[Extracted data entries]
***
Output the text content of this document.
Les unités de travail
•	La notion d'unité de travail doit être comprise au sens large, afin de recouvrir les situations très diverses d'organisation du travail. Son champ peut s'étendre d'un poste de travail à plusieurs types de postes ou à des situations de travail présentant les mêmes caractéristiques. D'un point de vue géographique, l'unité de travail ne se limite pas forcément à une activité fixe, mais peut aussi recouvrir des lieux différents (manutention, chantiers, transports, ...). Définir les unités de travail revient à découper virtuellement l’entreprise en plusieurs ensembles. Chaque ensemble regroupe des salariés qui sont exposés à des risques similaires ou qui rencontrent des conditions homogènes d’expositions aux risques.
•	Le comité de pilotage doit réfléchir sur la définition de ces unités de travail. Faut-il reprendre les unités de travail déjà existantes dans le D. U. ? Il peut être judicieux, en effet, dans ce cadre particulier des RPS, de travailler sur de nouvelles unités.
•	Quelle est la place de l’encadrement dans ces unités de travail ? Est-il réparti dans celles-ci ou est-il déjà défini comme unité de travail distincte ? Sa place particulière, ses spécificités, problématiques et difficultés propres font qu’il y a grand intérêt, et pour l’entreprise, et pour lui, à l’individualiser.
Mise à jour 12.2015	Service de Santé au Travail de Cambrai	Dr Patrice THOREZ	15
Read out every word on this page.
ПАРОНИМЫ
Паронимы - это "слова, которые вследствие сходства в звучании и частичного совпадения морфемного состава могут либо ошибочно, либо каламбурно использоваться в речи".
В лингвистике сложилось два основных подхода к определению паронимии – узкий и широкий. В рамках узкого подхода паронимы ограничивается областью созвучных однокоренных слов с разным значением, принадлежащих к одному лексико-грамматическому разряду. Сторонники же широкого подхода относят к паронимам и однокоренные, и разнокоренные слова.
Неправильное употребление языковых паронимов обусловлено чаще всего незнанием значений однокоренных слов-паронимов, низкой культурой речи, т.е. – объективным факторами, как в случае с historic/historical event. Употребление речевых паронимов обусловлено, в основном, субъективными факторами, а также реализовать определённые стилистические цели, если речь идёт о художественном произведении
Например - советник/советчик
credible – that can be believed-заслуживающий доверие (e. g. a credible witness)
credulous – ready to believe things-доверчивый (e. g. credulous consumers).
***
(OBJECTIVE) In the listing above, count each line that holds the string "doit". Give the number only.

(RESPONSE TO THE EXERCISE) 2